= Short problem =
In the reply about the tree mod log lock below, which function allocates the blocker element?

= Given passage =
┄┄┄┄┄┄┄┄┄┄┄┄┄┄┄┄┄┄┄┄

On 30.06.2013 05:17, Josef Bacik wrote:
> We need to hold the tree mod log lock in __tree_mod_log_rewind since we walk
> forward in the tree mod entries, otherwise we'll end up with random entries and
> trip the BUG_ON() at the front of __tree_mod_log_rewind. This fixes the panics
> people were seeing when running
>
> find /whatever -type f -exec btrfs fi defrag {} \;
This patch cannot help to solve the problem, as far as I've understood
what is going on. It does change timing, though, which presumably makes
it pass the current reproducer we're having.
On rewinding, iteration through the tree mod log rb-tree goes backwards
in time, which means that once we've found our staring point we cannot
be trapped by later additions. The old items we're rewinding towards
cannot be freed, because we've allocated a blocker element within the
tree and rewinding never goes beyond the allocated blocker. The blocker
element is allocated by btrfs_get_tree_mod_seq and mostly referred to as
time_seq within the other tree mod log functions in ctree.c. To sum up,
the added lock is not required.

┄┄┄┄┄┄┄┄┄┄┄┄┄┄┄┄┄┄┄┄

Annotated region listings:
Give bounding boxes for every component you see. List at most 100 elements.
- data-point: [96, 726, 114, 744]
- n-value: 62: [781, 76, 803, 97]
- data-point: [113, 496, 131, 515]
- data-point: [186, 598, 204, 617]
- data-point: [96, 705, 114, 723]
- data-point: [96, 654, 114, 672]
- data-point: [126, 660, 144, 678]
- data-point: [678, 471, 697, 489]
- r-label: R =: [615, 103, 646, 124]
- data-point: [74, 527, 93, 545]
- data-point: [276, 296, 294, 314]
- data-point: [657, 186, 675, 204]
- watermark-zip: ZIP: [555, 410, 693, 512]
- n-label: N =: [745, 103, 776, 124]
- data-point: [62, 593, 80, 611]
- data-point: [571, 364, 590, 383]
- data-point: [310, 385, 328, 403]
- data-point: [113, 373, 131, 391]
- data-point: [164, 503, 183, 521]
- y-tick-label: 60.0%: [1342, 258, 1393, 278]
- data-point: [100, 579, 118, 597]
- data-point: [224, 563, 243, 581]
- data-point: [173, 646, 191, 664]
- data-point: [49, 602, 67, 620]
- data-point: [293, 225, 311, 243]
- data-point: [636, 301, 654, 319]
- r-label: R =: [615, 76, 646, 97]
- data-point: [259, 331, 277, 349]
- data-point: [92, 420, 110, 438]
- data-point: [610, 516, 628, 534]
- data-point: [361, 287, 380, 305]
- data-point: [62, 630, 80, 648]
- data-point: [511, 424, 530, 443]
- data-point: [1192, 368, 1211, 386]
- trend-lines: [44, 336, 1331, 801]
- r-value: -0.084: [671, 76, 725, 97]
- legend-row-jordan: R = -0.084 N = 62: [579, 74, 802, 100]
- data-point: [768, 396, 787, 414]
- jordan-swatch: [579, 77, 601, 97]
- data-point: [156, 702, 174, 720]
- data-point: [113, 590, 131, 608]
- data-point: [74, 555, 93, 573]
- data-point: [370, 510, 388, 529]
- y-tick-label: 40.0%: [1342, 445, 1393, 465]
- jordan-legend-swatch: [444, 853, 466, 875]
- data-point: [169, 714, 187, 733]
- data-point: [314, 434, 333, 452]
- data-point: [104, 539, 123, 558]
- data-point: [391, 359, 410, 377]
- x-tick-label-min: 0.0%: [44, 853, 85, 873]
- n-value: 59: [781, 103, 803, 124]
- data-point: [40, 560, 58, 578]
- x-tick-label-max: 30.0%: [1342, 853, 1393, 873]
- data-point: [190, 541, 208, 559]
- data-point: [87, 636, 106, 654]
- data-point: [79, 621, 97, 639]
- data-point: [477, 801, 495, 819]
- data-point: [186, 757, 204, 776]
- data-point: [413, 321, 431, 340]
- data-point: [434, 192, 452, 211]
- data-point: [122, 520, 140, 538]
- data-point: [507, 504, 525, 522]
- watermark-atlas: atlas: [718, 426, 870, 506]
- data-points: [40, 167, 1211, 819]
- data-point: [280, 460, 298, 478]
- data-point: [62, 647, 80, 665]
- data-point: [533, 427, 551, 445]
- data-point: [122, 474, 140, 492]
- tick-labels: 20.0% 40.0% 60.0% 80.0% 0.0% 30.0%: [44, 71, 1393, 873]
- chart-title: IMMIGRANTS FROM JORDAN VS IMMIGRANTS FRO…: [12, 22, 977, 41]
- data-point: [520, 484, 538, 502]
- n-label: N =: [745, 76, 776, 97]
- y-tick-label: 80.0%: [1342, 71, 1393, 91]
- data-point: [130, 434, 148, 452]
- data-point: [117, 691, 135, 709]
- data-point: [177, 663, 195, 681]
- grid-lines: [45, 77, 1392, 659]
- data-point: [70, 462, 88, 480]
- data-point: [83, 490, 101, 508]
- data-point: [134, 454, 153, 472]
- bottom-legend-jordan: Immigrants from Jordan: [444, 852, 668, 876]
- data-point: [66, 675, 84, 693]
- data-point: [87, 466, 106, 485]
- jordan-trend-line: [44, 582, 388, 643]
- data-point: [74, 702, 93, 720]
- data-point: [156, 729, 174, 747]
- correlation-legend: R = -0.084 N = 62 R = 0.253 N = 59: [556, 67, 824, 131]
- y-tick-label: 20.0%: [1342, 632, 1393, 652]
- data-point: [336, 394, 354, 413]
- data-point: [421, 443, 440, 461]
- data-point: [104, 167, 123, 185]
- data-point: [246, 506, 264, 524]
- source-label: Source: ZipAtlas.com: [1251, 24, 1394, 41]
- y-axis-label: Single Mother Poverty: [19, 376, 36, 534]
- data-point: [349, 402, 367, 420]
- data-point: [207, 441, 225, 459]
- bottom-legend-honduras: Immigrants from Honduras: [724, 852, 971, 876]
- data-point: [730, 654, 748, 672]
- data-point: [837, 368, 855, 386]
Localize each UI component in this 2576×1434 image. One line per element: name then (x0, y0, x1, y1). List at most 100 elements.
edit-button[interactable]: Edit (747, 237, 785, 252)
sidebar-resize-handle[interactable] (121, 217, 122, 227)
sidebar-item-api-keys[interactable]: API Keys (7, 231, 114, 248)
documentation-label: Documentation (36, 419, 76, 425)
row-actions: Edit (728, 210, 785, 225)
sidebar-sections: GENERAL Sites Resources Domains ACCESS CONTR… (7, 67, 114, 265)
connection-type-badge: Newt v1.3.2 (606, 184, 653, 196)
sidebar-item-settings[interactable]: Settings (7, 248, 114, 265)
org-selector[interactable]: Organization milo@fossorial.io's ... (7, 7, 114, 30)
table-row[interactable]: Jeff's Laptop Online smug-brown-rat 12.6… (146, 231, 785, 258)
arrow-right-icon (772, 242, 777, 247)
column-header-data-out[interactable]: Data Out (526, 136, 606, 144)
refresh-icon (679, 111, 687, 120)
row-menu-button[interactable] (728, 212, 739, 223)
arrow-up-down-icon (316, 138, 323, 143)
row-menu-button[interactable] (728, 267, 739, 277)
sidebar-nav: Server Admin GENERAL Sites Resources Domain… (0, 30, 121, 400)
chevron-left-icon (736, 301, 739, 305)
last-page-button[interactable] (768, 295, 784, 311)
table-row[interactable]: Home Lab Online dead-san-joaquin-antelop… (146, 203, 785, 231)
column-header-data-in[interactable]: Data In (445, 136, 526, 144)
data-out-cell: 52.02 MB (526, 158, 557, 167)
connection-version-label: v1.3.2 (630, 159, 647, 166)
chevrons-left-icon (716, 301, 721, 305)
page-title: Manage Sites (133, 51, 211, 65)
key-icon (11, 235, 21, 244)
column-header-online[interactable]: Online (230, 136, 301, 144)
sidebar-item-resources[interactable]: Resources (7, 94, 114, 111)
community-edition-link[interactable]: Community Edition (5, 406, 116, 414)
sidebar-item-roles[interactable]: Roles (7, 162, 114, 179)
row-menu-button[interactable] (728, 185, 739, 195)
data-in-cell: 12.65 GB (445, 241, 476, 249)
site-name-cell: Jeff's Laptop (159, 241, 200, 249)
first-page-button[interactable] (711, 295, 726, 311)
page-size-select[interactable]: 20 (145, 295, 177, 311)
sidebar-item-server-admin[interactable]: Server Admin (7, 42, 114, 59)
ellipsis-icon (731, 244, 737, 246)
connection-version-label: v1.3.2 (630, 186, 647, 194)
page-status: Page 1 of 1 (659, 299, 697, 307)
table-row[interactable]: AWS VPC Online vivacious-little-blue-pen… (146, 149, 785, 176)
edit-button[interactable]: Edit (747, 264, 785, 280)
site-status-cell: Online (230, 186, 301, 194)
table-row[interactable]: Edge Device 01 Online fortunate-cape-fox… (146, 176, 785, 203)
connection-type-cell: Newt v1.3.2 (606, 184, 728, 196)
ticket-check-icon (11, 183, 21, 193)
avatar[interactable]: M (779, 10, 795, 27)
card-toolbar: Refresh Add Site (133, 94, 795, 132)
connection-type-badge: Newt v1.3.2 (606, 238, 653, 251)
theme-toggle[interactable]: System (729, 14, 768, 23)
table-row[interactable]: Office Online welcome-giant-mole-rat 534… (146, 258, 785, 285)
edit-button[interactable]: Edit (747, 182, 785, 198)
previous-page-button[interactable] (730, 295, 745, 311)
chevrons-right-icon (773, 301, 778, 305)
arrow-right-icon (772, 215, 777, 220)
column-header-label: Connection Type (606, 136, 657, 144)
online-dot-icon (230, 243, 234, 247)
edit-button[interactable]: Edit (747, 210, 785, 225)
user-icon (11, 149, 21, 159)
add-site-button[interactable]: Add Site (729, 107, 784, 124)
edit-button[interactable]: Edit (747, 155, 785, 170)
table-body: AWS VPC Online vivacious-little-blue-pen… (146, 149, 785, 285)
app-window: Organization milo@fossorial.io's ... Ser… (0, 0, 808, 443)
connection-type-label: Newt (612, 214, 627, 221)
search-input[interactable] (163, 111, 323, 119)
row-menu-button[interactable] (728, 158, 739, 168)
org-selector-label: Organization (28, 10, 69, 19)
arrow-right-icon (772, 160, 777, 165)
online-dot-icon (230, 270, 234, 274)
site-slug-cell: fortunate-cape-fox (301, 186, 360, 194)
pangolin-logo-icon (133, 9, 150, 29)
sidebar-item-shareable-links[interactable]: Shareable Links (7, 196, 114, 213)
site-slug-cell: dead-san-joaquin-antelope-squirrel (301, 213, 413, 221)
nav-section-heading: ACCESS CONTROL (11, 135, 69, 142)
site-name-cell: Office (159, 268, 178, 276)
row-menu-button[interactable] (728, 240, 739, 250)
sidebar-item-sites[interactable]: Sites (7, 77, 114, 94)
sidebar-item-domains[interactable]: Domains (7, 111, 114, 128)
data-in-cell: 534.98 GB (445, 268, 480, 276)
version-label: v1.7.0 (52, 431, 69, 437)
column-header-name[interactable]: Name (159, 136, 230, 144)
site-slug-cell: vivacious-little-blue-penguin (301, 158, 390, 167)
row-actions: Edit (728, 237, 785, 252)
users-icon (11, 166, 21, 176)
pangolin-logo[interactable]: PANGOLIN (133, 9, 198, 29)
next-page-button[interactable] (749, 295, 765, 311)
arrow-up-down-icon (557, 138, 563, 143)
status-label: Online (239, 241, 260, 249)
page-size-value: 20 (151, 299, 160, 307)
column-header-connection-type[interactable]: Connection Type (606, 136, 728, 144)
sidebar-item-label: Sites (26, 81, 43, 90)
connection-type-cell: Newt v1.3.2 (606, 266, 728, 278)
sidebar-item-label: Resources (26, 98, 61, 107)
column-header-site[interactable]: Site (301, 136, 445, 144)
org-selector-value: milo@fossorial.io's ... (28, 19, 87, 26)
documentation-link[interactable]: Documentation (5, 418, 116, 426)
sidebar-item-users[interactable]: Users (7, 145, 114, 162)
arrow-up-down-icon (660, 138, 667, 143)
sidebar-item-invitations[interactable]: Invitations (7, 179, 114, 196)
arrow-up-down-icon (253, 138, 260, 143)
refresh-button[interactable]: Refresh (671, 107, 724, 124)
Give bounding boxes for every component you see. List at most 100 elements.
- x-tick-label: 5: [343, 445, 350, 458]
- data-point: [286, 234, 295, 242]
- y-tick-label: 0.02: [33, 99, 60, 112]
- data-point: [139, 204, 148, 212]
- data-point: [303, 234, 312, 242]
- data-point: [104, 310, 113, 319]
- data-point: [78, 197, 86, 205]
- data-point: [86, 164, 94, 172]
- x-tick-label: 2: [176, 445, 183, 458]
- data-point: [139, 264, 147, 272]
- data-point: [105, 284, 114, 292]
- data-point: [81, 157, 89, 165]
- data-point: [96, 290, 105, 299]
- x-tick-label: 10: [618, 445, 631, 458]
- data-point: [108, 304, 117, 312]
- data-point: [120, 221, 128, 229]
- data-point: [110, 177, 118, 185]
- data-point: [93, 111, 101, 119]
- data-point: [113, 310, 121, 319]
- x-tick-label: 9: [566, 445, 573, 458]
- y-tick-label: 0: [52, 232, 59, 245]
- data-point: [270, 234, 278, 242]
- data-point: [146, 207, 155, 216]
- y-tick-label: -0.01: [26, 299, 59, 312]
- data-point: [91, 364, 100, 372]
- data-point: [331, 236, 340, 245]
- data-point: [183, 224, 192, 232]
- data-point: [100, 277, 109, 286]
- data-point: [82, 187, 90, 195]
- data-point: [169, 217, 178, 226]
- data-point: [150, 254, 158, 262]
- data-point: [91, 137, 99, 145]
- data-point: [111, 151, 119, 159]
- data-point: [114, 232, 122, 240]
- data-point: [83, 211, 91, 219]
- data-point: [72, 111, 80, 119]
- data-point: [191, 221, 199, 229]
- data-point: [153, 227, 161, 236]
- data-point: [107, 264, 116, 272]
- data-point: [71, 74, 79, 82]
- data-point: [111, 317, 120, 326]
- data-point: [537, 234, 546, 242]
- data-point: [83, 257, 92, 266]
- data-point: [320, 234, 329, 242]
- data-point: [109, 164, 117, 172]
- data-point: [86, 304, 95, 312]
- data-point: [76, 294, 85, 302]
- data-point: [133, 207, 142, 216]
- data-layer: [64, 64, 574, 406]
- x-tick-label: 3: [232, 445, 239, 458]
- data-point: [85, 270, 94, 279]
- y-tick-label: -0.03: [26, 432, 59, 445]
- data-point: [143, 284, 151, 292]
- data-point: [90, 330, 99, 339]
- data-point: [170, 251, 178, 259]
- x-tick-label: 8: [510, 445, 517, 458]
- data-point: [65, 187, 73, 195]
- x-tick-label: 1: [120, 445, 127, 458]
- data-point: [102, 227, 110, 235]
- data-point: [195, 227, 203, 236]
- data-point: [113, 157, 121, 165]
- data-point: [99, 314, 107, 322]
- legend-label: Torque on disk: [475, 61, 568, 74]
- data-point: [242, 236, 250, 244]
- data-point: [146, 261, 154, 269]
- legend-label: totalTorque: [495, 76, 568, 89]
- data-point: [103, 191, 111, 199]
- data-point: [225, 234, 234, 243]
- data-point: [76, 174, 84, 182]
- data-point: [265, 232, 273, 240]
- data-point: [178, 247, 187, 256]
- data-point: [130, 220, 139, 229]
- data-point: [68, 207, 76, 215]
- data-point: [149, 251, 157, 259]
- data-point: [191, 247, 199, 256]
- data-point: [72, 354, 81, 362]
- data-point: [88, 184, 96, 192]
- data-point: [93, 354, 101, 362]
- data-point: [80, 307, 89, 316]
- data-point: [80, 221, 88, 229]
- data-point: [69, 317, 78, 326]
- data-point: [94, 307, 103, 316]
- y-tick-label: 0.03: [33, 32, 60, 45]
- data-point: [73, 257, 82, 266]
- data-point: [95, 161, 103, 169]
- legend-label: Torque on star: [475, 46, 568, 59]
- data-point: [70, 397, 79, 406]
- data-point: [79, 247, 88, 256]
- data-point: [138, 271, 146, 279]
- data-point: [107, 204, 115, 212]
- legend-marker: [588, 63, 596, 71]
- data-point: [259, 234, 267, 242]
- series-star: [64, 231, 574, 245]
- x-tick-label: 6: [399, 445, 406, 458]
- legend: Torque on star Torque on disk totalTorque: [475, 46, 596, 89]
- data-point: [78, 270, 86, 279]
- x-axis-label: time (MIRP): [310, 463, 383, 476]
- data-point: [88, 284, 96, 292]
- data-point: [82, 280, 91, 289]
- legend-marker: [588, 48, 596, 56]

┄┄┄┄┄┄┄┄┄┄┄┄┄┄┄┄┄┄┄┄

= Exercise response =
btrfs_get_tree_mod_seq